What you need to do:
Set all the material down again unchanged, without the pictures.

Record extracts:
---------------

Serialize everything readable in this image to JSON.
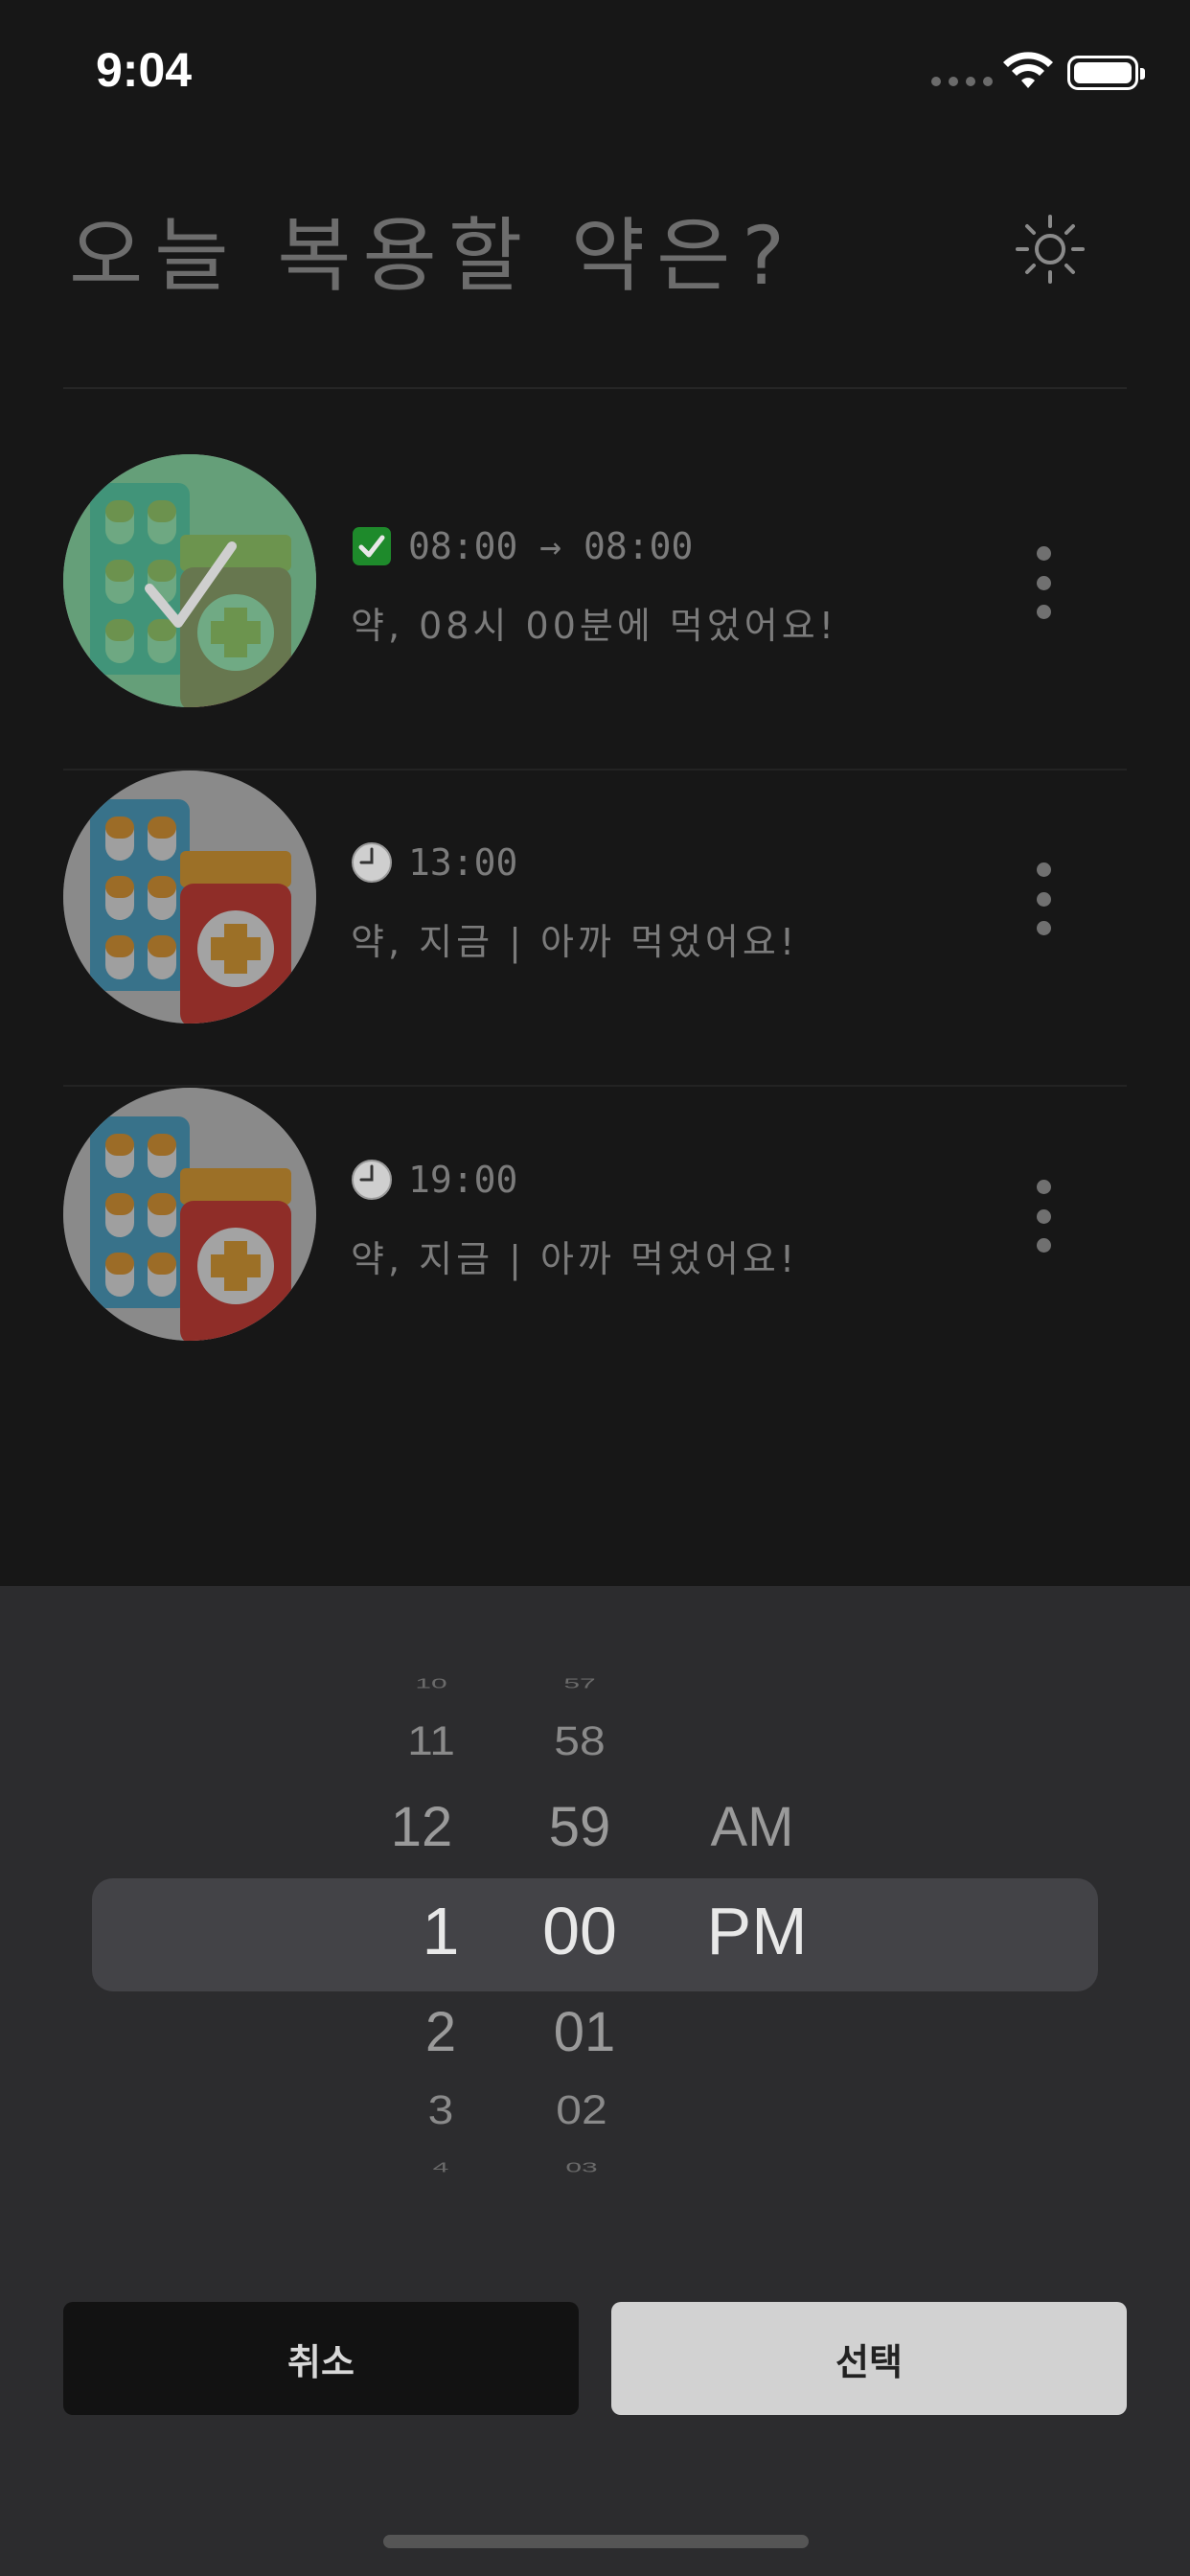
{
  "status_bar": {
    "time": "9:04"
  },
  "header": {
    "title": "오늘 복용할 약은?",
    "theme_icon": "sun-icon"
  },
  "medications": [
    {
      "time_text": "08:00 → 08:00",
      "message": "약, 08시 00분에 먹었어요!",
      "status_icon": "check-box-icon",
      "taken": true
    },
    {
      "time_text": "13:00",
      "message": "약, 지금 | 아까 먹었어요!",
      "status_icon": "clock-icon",
      "taken": false
    },
    {
      "time_text": "19:00",
      "message": "약, 지금 | 아까 먹었어요!",
      "status_icon": "clock-icon",
      "taken": false
    }
  ],
  "time_picker": {
    "hours": [
      "10",
      "11",
      "12",
      "1",
      "2",
      "3",
      "4"
    ],
    "minutes": [
      "57",
      "58",
      "59",
      "00",
      "01",
      "02",
      "03"
    ],
    "periods": [
      "AM",
      "PM"
    ],
    "selected": {
      "hour": "1",
      "minute": "00",
      "period": "PM"
    }
  },
  "actions": {
    "cancel_label": "취소",
    "select_label": "선택"
  },
  "colors": {
    "background": "#171717",
    "sheet": "#2c2c2e",
    "selection": "#434347",
    "taken_tint": "#3f8f5a",
    "check_green": "#1e8a2b"
  }
}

---------------

Solution to the problem:
Serialize everything readable in this image to JSON.
{
  "status_bar": {
    "time": "9:04"
  },
  "header": {
    "title": "오늘 복용할 약은?",
    "theme_icon": "sun-icon"
  },
  "medications": [
    {
      "time_text": "08:00 → 08:00",
      "message": "약, 08시 00분에 먹었어요!",
      "status_icon": "check-box-icon",
      "taken": true
    },
    {
      "time_text": "13:00",
      "message": "약, 지금 | 아까 먹었어요!",
      "status_icon": "clock-icon",
      "taken": false
    },
    {
      "time_text": "19:00",
      "message": "약, 지금 | 아까 먹었어요!",
      "status_icon": "clock-icon",
      "taken": false
    }
  ],
  "time_picker": {
    "hours": [
      "10",
      "11",
      "12",
      "1",
      "2",
      "3",
      "4"
    ],
    "minutes": [
      "57",
      "58",
      "59",
      "00",
      "01",
      "02",
      "03"
    ],
    "periods": [
      "AM",
      "PM"
    ],
    "selected": {
      "hour": "1",
      "minute": "00",
      "period": "PM"
    }
  },
  "actions": {
    "cancel_label": "취소",
    "select_label": "선택"
  },
  "colors": {
    "background": "#171717",
    "sheet": "#2c2c2e",
    "selection": "#434347",
    "taken_tint": "#3f8f5a",
    "check_green": "#1e8a2b"
  }
}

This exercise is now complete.